Brano selezionato:
::::::::::
# Le vacanze estive 2014 degli utenti di MW



## Blu71 (19 Luglio 2014)

Amiche ed amici di MW siamo ormai in piena estate, che tipo di vacanza avete programmato o comunque desiderereste? 
Mare, montagna, mete esotiche o città d'arte?


----------



## MaggieCloun (19 Luglio 2014)

Ancora nulla di ufficiale ma credo che quest'anno andrò in Grecia.


----------



## aleslash (19 Luglio 2014)

Mare abruzzese


----------



## Il Re dell'Est (19 Luglio 2014)

Già fatte, città d'arte  il mare lo faccio vicino casa!


----------



## cris (19 Luglio 2014)

Ibiza, già fatta, e piu in la, Barcellona


----------



## MissRossonera (19 Luglio 2014)

Io solo una settimana in Calabria ad inizio agosto,poi nulla di più perchè devo tornare già sui libri per settembre.


----------



## Bioware (19 Luglio 2014)

Va can ze? Cosa sarebbero?


----------



## Ercolino (19 Luglio 2014)
::::::::::
Attività richieste:
- 1) Rispondi a queste domande sulla discussione sulle vacanze estive:
(a) In quale paese crede di andare MaggieCloun quest'anno?
(b) Quanto dura il soggiorno di MissRossonera in Calabria?
(c) Quale meta indica aleslash?
- 2) Traduci in inglese questa frase della discussione sulle vacanze estive: "Ancora nulla di ufficiale ma credo che quest'anno andrò in Grecia."
- 3) Porta avanti la discussione sulle vacanze estive 2014 scrivendo il seguito dopo l'ultima riga.

Dati forniti:
::::::::::
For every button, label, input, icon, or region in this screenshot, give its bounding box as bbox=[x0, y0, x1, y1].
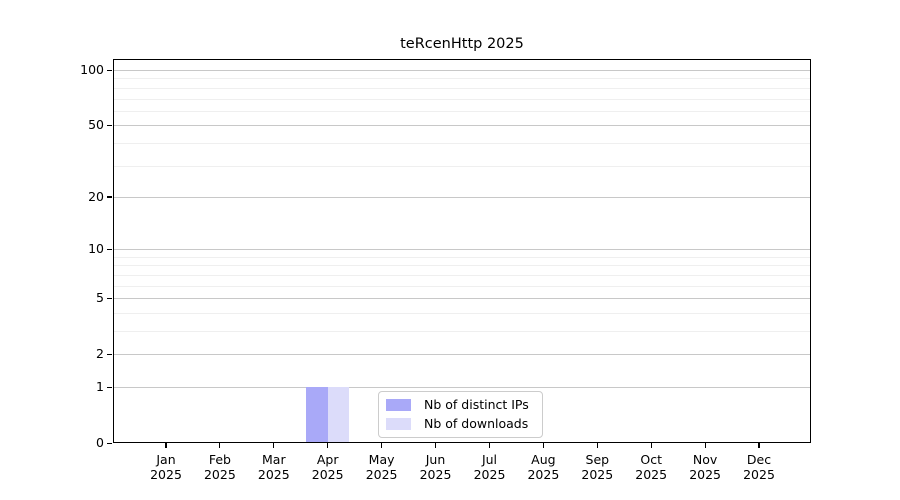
::::::::::
Risposte attese:
- 1)
(a) In Grecia.
(b) Una settimana.
(c) Il mare abruzzese.

- 2) Nothing official yet, but I think I'll go to Greece this year.

- 3)
San Felice Circeo e Sabaudia... qualcuno conosce?


----------



## PippoInzaghi92 (20 Luglio 2014)

Niente vacanze per me, forse farò qualche giorno al mare con la ragazza ma tutto in giornata.


----------



## Blu71 (20 Luglio 2014)

Votate


----------



## Milo (20 Luglio 2014)

se riesco a trovare un appartamento a buon prezzo me ne vado domenica in sardegna per una settimana...


----------



## Nicco (20 Luglio 2014)

Qualche giorno al mare di sfuggita nei buchi tra un viaggio e l'altro. Una settimana in Val Codera(montagna), una settimana sul lago maggiore a casa mia(Stresa), una settimana come cambusiere in un campo scout vicino Livorno, poi andrò a Berlino a cercare casa per una settimana visto che a settembre partirò per l'erasmus.


----------



## Brain84 (20 Luglio 2014)

Qualche fine settimana a Bibione e una settimana a Riccione a fine agosto.


----------



## Angstgegner (21 Luglio 2014)

Vado 10 giorni al mare in Sardegna!
Poi vado 4 giorni a Siviglia, al ritorno mi aspetta la tesi


----------



## juventino (22 Luglio 2014)

Sono già stato a Torino due giorni con la morosa, adesso mi aspettano 10 giorni in Austria sempre con lei. Il mare ce l'ho vicinissimo e ci vado spesso durante la settimana.


----------



## smallball (22 Luglio 2014)

Lago di Iseo come lo scorso anno,relax assoluto e camminate


----------



## Dumbaghi (22 Luglio 2014)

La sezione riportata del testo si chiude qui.